Lunes 13º del TO
Mt 8, 18-22
Queridos hermanos:
El
Reino de los Cielos requiere cortar con el mundo. Todo se debe posponer para su
realización. Ni la familia es un valor absoluto frente a él cuando aparece la
llamada a seguir a Cristo, que supondría una precariedad en el desprendimiento,
como en las parábolas del tesoro escondido y de la perla preciosa. Sólo quien
descubre su valor lo sabe apreciar, como decía san Pablo: “Todo lo tuve por
basura con tal de ganar a Cristo”.
Si el cometido del hombre sobre la tierra es
conseguir la salvación mediante su incorporación al Reino de Dios, hacerla
presente a los hombres a través del anuncio del Evangelio es prioritario
respecto a cualquier otra realidad de esta vida.
El
amor de Dios es llamada, envío y misión, que se van perpetuando en el tiempo a
través de los discípulos, invitados al seguimiento de Cristo. Toda llamada a la
vida, a la fe, al amor y a la bienaventuranza lleva consigo una misión de
testimonio que tiene por raíces el amor recibido y el agradecimiento. Pero,
siendo miembros de un cuerpo, tenemos distintas funciones que el Espíritu
suscita y sustenta por iniciativa divina para la edificación del Reino, del
cuerpo, y son prioritarias en la vida del que es llamado.
El
seguimiento de Cristo es, por tanto, fruto de la llamada por parte de Dios, a
la que el hombre debe responder libremente, anteponiéndola a cualquier otra
cosa que pretenda acaparar el sentido de su existencia. La llamada mira a la
misión y, en consecuencia, al fruto, proveyendo la capacidad de responder y la
virtud de realizar su cometido, teniendo en cuenta que puede tratarse de
objetivos superiores a las solas fuerzas. Sólo en la respuesta a la llamada se
encuentra la plenitud de sentido de la existencia, que de por sí constituye ya
la primera explicitación de la llamada libre de Dios.

_ _ _ _

TAREA 1
Según el fragmento sobre el seguimiento de Cristo, ¿a qué se dirige toda llamada que lleva consigo una misión de testimonio? Enumera todos los términos.
TAREA 2
Repite sin cambios la parte del fragmento sobre el seguimiento de Cristo que empieza con las palabras que contienen "Si el cometido" y termina con "que es llamado.".

LÍNEAS PROPORCIONADAS
_ _ _ _

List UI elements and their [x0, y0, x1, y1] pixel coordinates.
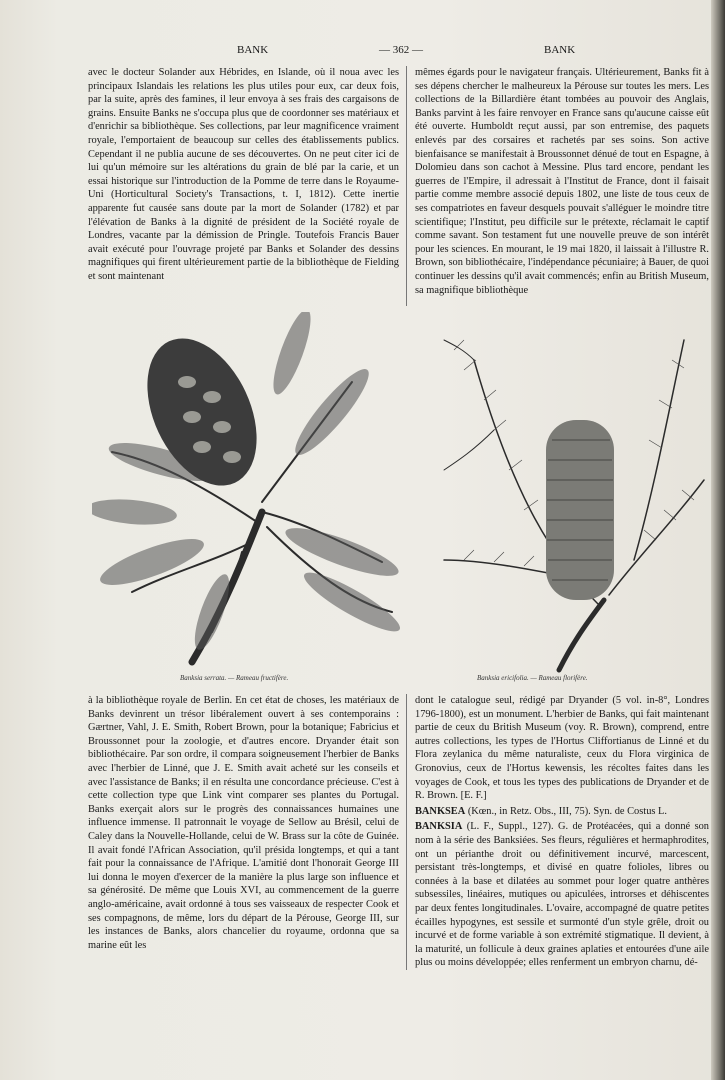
entry-headword: BANKSEA — [415, 805, 466, 817]
page-edge-shadow — [711, 0, 725, 1080]
column-top-right — [415, 66, 709, 306]
entry-banksea — [415, 805, 709, 819]
header-left: BANK — [237, 44, 269, 56]
header-right: BANK — [544, 44, 576, 56]
figure-caption-right: Banksia ericifolia. — Rameau florifère. — [477, 674, 588, 682]
entry-text: (L. F., Suppl., 127). G. de Protéacées, qui a donné son nom à la série des Banksiées. Ses fleurs, régulières et hermaphrodites, ont un périanthe droit ou définitivement incurvé, marcescent, persistant très-longtemps, et divisé en quatre folioles, libres ou connées à la base et dilatées au sommet pour loger quatre anthères subsessiles, linéaires, mutiques ou apiculées, introrses et déhiscentes par deux fentes longitudinales. L'ovaire, accompagné de quatre petites écailles hypogynes, est sessile et surmonté d'un style grêle, droit ou incurvé et de forme variable à son extrémité stigmatique. Il devient, à la maturité, un follicule à deux graines aplaties et entourées d'une aile plus ou moins développée; elles renferment un embryon charnu, dé- — [415, 821, 709, 969]
banksia-serrata-illustration — [92, 312, 414, 674]
running-header — [0, 44, 725, 60]
paragraph: dont le catalogue seul, rédigé par Dryander (5 vol. in-8°, Londres 1796-1800), est un monument. L'herbier de Banks, qui fait maintenant partie de ceux du British Museum (voy. R. Brown), comprend, entre autres collections, les types de l'Hortus Cliffortianus de Linné et du Flora zeylanica du même naturaliste, ceux du Flora virginica de Gronovius, ceux de l'Hortus kewensis, les récoltes faites dans les voyages de Cook, et tous les types des publications de Dryander et de R. Brown. [E. F.] — [415, 695, 709, 802]
column-top-left — [88, 66, 399, 306]
entry-text: (Kœn., in Retz. Obs., III, 75). Syn. de Costus L. — [465, 805, 667, 817]
entry-headword: BANKSIA — [415, 821, 463, 833]
paragraph: mêmes égards pour le navigateur français. Ultérieurement, Banks fit à ses dépens chercher le malheureux la Pérouse sur toutes les mers. Les collections de la Billardière étant tombées au pouvoir des Anglais, Banks parvint à les faire renvoyer en France sans qu'aucune caisse eût été ouverte. Humboldt reçut aussi, par son entremise, des paquets enlevés par des corsaires et rachetés par ses soins. Son active bienfaisance se manifestait à Broussonnet dénué de tout en Espagne, à Dolomieu dans son cachot à Messine. Plus tard encore, pendant les guerres de l'Empire, il adressait à l'Institut de France, dont il faisait partie comme membre associé depuis 1802, une liste de tous ceux de ses compatriotes en faveur desquels pouvait s'alléguer le moindre titre scientifique; l'Institut, peu difficile sur le prétexte, réclamait le captif comme savant. Son testament fut une nouvelle preuve de son intérêt pour les sciences. En mourant, le 19 mai 1820, il laissait à l'illustre R. Brown, son bibliothécaire, l'indépendance pécuniaire; à Bauer, de quoi continuer les dessins qu'il avait commencés; enfin au British Museum, sa magnifique bibliothèque — [415, 67, 709, 296]
paragraph: à la bibliothèque royale de Berlin. En cet état de choses, les matériaux de Banks devinrent un trésor libéralement ouvert à ses contemporains : Gærtner, Vahl, J. E. Smith, Robert Brown, pour la botanique; Fabricius et Broussonnet pour la zoologie, et d'autres encore. Dryander était son bibliothécaire. Par son ordre, il compara soigneusement l'herbier de Banks avec l'herbier de Linné, que J. E. Smith avait acheté sur les conseils et avec l'assistance de Banks; il en résulta une concordance précieuse. C'est à cette collection type que Link vint comparer ses plantes du Portugal. Banks exerçait alors sur le progrès des connaissances humaines une influence immense. Il patronnait le voyage de Sellow au Brésil, celui de Caley dans la Nouvelle-Hollande, celui de W. Brass sur la côte de Guinée. Il avait fondé l'African Association, qu'il présida longtemps, et qui a tant fait pour la connaissance de l'Afrique. L'amitié dont l'honorait George III lui donna le moyen d'exercer de la manière la plus large son influence et sa générosité. De même que Louis XVI, au commencement de la guerre anglo-américaine, avait ordonné à tous ses vaisseaux de respecter Cook et ses compagnons, de même, lors du départ de la Pérouse, George III, sur les instances de Banks, alors chancelier du royaume, ordonna que sa marine eût les — [88, 695, 399, 951]
paragraph: avec le docteur Solander aux Hébrides, en Islande, où il noua avec les principaux Islandais les relations les plus utiles pour eux, car deux fois, par la suite, après des famines, il leur envoya à ses frais des cargaisons de grains. Ensuite Banks ne s'occupa plus que de coordonner ses matériaux et d'enrichir sa bibliothèque. Ses collections, par leur magnificence vraiment royale, l'emportaient de beaucoup sur celles des établissements publics. Cependant il ne publia aucune de ses découvertes. On ne peut citer ici de lui qu'un mémoire sur les altérations du grain de blé par la carie, et un essai historique sur l'introduction de la Pomme de terre dans le Royaume-Uni (Horticultural Society's Transactions, t. I, 1812). Cette inertie apparente fut causée sans doute par la mort de Solander (1782) et par l'élévation de Banks à la dignité de président de la Société royale de Londres, vacante par la démission de Pringle. Toutefois Francis Bauer avait exécuté pour l'ouvrage projeté par Banks et Solander des dessins magnifiques qui firent ultérieurement partie de la bibliothèque de Fielding et sont maintenant — [88, 67, 399, 282]
page-number: — 362 — — [379, 44, 423, 56]
entry-banksia — [415, 820, 709, 970]
column-rule — [406, 66, 407, 306]
column-bottom-left — [88, 694, 399, 974]
column-rule — [406, 694, 407, 970]
banksia-ericifolia-illustration — [434, 330, 710, 674]
column-bottom-right — [415, 694, 709, 974]
figure-caption-left: Banksia serrata. — Rameau fructifère. — [180, 674, 289, 682]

_ _ _ _

RESPUESTA COMPLETA 1
- La vida
- La fe
- El amor
- La bienaventuranza

RESPUESTA COMPLETA 2
Si el cometido del hombre sobre la tierra es
conseguir la salvación mediante su incorporación al Reino de Dios, hacerla
presente a los hombres a través del anuncio del Evangelio es prioritario
respecto a cualquier otra realidad de esta vida.
El
amor de Dios es llamada, envío y misión, que se van perpetuando en el tiempo a
través de los discípulos, invitados al seguimiento de Cristo. Toda llamada a la
vida, a la fe, al amor y a la bienaventuranza lleva consigo una misión de
testimonio que tiene por raíces el amor recibido y el agradecimiento. Pero,
siendo miembros de un cuerpo, tenemos distintas funciones que el Espíritu
suscita y sustenta por iniciativa divina para la edificación del Reino, del
cuerpo, y son prioritarias en la vida del que es llamado.